• [MATERIAL FOR THIS EXERCISE]
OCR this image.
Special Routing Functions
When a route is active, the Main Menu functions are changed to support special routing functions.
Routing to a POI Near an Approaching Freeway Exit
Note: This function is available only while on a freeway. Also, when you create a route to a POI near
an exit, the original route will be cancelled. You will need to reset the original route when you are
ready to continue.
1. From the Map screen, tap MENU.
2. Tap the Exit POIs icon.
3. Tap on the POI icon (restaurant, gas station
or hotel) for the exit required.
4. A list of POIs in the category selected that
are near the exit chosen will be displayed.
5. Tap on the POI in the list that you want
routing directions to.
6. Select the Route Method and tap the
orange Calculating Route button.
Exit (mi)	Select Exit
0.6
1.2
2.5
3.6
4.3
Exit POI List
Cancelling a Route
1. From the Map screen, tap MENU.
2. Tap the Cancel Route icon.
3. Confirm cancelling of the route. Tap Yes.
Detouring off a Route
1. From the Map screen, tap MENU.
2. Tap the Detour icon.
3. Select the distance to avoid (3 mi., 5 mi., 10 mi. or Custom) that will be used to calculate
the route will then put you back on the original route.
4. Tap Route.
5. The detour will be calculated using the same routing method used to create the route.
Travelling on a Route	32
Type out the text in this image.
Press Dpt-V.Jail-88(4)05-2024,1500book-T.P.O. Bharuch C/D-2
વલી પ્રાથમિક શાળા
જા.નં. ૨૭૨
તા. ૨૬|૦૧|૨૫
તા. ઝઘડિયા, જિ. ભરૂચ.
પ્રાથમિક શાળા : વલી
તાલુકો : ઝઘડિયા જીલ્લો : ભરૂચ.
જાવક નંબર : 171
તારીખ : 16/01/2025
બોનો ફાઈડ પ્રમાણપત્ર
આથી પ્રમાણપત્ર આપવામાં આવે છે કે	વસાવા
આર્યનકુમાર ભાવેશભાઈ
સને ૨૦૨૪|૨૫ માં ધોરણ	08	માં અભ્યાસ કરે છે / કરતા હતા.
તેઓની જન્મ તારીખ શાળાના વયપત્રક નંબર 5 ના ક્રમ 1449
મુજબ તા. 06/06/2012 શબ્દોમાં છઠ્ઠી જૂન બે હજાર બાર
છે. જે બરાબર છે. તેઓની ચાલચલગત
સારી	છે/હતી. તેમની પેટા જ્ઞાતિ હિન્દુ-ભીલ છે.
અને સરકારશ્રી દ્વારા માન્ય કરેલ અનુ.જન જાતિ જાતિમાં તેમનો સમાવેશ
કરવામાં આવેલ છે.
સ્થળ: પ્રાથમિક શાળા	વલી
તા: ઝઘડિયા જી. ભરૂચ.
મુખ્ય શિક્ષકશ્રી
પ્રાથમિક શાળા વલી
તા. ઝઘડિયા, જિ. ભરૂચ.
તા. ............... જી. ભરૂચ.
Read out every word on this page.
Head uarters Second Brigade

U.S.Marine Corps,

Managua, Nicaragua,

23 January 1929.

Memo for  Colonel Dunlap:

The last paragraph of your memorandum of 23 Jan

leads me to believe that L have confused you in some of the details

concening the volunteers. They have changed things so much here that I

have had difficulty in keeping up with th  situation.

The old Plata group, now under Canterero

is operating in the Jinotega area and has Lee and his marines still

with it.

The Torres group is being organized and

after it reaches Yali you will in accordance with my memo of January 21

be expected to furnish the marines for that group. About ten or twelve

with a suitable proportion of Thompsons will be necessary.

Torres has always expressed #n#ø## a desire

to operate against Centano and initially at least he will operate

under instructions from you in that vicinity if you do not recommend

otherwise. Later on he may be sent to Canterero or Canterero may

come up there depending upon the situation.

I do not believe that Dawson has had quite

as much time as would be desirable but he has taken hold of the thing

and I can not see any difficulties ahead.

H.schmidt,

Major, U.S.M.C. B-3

• [WORK REQUIRED]
Each entry above is to be printed again exactly.

• [CORRECT RESPONSE]
OCR this image.
Special Routing Functions
When a route is active, the Main Menu functions are changed to support special routing functions.
Routing to a POI Near an Approaching Freeway Exit
Note: This function is available only while on a freeway. Also, when you create a route to a POI near
an exit, the original route will be cancelled. You will need to reset the original route when you are
ready to continue.
1. From the Map screen, tap MENU.
2. Tap the Exit POIs icon.
3. Tap on the POI icon (restaurant, gas station
or hotel) for the exit required.
4. A list of POIs in the category selected that
are near the exit chosen will be displayed.
5. Tap on the POI in the list that you want
routing directions to.
6. Select the Route Method and tap the
orange Calculating Route button.
Exit (mi)	Select Exit
0.6
1.2
2.5
3.6
4.3
Exit POI List
Cancelling a Route
1. From the Map screen, tap MENU.
2. Tap the Cancel Route icon.
3. Confirm cancelling of the route. Tap Yes.
Detouring off a Route
1. From the Map screen, tap MENU.
2. Tap the Detour icon.
3. Select the distance to avoid (3 mi., 5 mi., 10 mi. or Custom) that will be used to calculate
the route will then put you back on the original route.
4. Tap Route.
5. The detour will be calculated using the same routing method used to create the route.
Travelling on a Route	32
Type out the text in this image.
Press Dpt-V.Jail-88(4)05-2024,1500book-T.P.O. Bharuch C/D-2
વલી પ્રાથમિક શાળા
જા.નં. ૨૭૨
તા. ૨૬|૦૧|૨૫
તા. ઝઘડિયા, જિ. ભરૂચ.
પ્રાથમિક શાળા : વલી
તાલુકો : ઝઘડિયા જીલ્લો : ભરૂચ.
જાવક નંબર : 171
તારીખ : 16/01/2025
બોનો ફાઈડ પ્રમાણપત્ર
આથી પ્રમાણપત્ર આપવામાં આવે છે કે	વસાવા
આર્યનકુમાર ભાવેશભાઈ
સને ૨૦૨૪|૨૫ માં ધોરણ	08	માં અભ્યાસ કરે છે / કરતા હતા.
તેઓની જન્મ તારીખ શાળાના વયપત્રક નંબર 5 ના ક્રમ 1449
મુજબ તા. 06/06/2012 શબ્દોમાં છઠ્ઠી જૂન બે હજાર બાર
છે. જે બરાબર છે. તેઓની ચાલચલગત
સારી	છે/હતી. તેમની પેટા જ્ઞાતિ હિન્દુ-ભીલ છે.
અને સરકારશ્રી દ્વારા માન્ય કરેલ અનુ.જન જાતિ જાતિમાં તેમનો સમાવેશ
કરવામાં આવેલ છે.
સ્થળ: પ્રાથમિક શાળા	વલી
તા: ઝઘડિયા જી. ભરૂચ.
મુખ્ય શિક્ષકશ્રી
પ્રાથમિક શાળા વલી
તા. ઝઘડિયા, જિ. ભરૂચ.
તા. ............... જી. ભરૂચ.
Read out every word on this page.
Head uarters Second Brigade

U.S.Marine Corps,

Managua, Nicaragua,

23 January 1929.

Memo for  Colonel Dunlap:

The last paragraph of your memorandum of 23 Jan

leads me to believe that L have confused you in some of the details

concening the volunteers. They have changed things so much here that I

have had difficulty in keeping up with th  situation.

The old Plata group, now under Canterero

is operating in the Jinotega area and has Lee and his marines still

with it.

The Torres group is being organized and

after it reaches Yali you will in accordance with my memo of January 21

be expected to furnish the marines for that group. About ten or twelve

with a suitable proportion of Thompsons will be necessary.

Torres has always expressed #n#ø## a desire

to operate against Centano and initially at least he will operate

under instructions from you in that vicinity if you do not recommend

otherwise. Later on he may be sent to Canterero or Canterero may

come up there depending upon the situation.

I do not believe that Dawson has had quite

as much time as would be desirable but he has taken hold of the thing

and I can not see any difficulties ahead.

H.schmidt,

Major, U.S.M.C. B-3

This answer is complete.